## EXERCISE OBJECTIVE
Write out each line beneath this one exactly as it reads.

Source data:
───
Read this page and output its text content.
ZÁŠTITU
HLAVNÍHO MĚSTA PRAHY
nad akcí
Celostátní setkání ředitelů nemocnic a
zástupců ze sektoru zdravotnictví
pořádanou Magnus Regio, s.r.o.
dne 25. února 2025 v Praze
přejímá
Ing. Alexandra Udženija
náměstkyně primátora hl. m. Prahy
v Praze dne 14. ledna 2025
───
## EXERCISE SOLUTION
Read this page and output its text content.
ZÁŠTITU
HLAVNÍHO MĚSTA PRAHY
nad akcí
Celostátní setkání ředitelů nemocnic a
zástupců ze sektoru zdravotnictví
pořádanou Magnus Regio, s.r.o.
dne 25. února 2025 v Praze
přejímá
Ing. Alexandra Udženija
náměstkyně primátora hl. m. Prahy
v Praze dne 14. ledna 2025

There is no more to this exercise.